● **What you have to do**: Retype each line of the material exactly, please, skipping any picture in it.

Items from a figure collection
..............................
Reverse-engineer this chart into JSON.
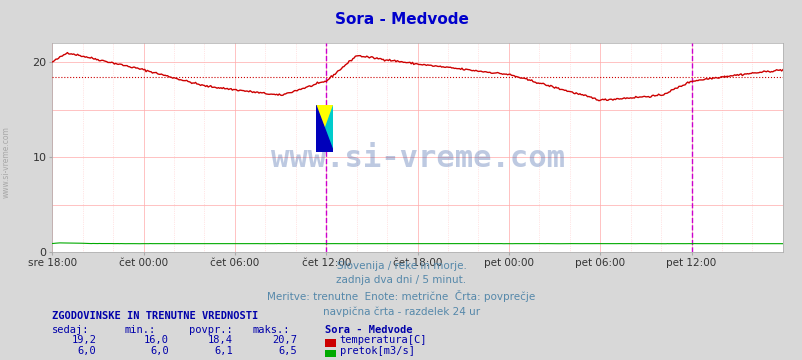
{
  "title": "Sora - Medvode",
  "title_color": "#0000cc",
  "bg_color": "#d8d8d8",
  "plot_bg_color": "#ffffff",
  "x_labels": [
    "sre 18:00",
    "čet 00:00",
    "čet 06:00",
    "čet 12:00",
    "čet 18:00",
    "pet 00:00",
    "pet 06:00",
    "pet 12:00"
  ],
  "x_positions": [
    0,
    72,
    144,
    216,
    288,
    360,
    432,
    504
  ],
  "y_ticks": [
    0,
    10,
    20
  ],
  "ylim": [
    0,
    22
  ],
  "temp_avg": 18.4,
  "temp_color": "#cc0000",
  "flow_color": "#00aa00",
  "vline_color": "#cc00cc",
  "watermark_text": "www.si-vreme.com",
  "watermark_color": "#4466aa",
  "watermark_alpha": 0.35,
  "footer_lines": [
    "Slovenija / reke in morje.",
    "zadnja dva dni / 5 minut.",
    "Meritve: trenutne  Enote: metrične  Črta: povprečje",
    "navpična črta - razdelek 24 ur"
  ],
  "footer_color": "#5588aa",
  "stats_header": "ZGODOVINSKE IN TRENUTNE VREDNOSTI",
  "stats_cols": [
    "sedaj:",
    "min.:",
    "povpr.:",
    "maks.:"
  ],
  "stats_col_vals_temp": [
    "19,2",
    "16,0",
    "18,4",
    "20,7"
  ],
  "stats_col_vals_flow": [
    "6,0",
    "6,0",
    "6,1",
    "6,5"
  ],
  "stats_color": "#0000aa",
  "legend_label_temp": "temperatura[C]",
  "legend_label_flow": "pretok[m3/s]",
  "legend_station": "Sora - Medvode",
  "n_points": 577,
  "temp_key_t": [
    0,
    12,
    72,
    120,
    180,
    216,
    240,
    288,
    360,
    432,
    480,
    504,
    530,
    576
  ],
  "temp_key_v": [
    20.0,
    21.0,
    19.2,
    17.5,
    16.5,
    18.0,
    20.7,
    19.8,
    18.7,
    16.0,
    16.5,
    18.0,
    18.5,
    19.2
  ],
  "flow_key_t": [
    0,
    5,
    15,
    30,
    60,
    576
  ],
  "flow_key_v": [
    6.1,
    6.5,
    6.5,
    6.1,
    6.0,
    6.0
  ],
  "flow_scale_num": 22.0,
  "flow_scale_den": 150.0
}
..............................
● **Exercise solution**:
Reverse-engineer this chart into JSON.
{
  "title": "Sora - Medvode",
  "title_color": "#0000cc",
  "bg_color": "#d8d8d8",
  "plot_bg_color": "#ffffff",
  "x_labels": [
    "sre 18:00",
    "čet 00:00",
    "čet 06:00",
    "čet 12:00",
    "čet 18:00",
    "pet 00:00",
    "pet 06:00",
    "pet 12:00"
  ],
  "x_positions": [
    0,
    72,
    144,
    216,
    288,
    360,
    432,
    504
  ],
  "y_ticks": [
    0,
    10,
    20
  ],
  "ylim": [
    0,
    22
  ],
  "temp_avg": 18.4,
  "temp_color": "#cc0000",
  "flow_color": "#00aa00",
  "vline_color": "#cc00cc",
  "watermark_text": "www.si-vreme.com",
  "watermark_color": "#4466aa",
  "watermark_alpha": 0.35,
  "footer_lines": [
    "Slovenija / reke in morje.",
    "zadnja dva dni / 5 minut.",
    "Meritve: trenutne  Enote: metrične  Črta: povprečje",
    "navpična črta - razdelek 24 ur"
  ],
  "footer_color": "#5588aa",
  "stats_header": "ZGODOVINSKE IN TRENUTNE VREDNOSTI",
  "stats_cols": [
    "sedaj:",
    "min.:",
    "povpr.:",
    "maks.:"
  ],
  "stats_col_vals_temp": [
    "19,2",
    "16,0",
    "18,4",
    "20,7"
  ],
  "stats_col_vals_flow": [
    "6,0",
    "6,0",
    "6,1",
    "6,5"
  ],
  "stats_color": "#0000aa",
  "legend_label_temp": "temperatura[C]",
  "legend_label_flow": "pretok[m3/s]",
  "legend_station": "Sora - Medvode",
  "n_points": 577,
  "temp_key_t": [
    0,
    12,
    72,
    120,
    180,
    216,
    240,
    288,
    360,
    432,
    480,
    504,
    530,
    576
  ],
  "temp_key_v": [
    20.0,
    21.0,
    19.2,
    17.5,
    16.5,
    18.0,
    20.7,
    19.8,
    18.7,
    16.0,
    16.5,
    18.0,
    18.5,
    19.2
  ],
  "flow_key_t": [
    0,
    5,
    15,
    30,
    60,
    576
  ],
  "flow_key_v": [
    6.1,
    6.5,
    6.5,
    6.1,
    6.0,
    6.0
  ],
  "flow_scale_num": 22.0,
  "flow_scale_den": 150.0
}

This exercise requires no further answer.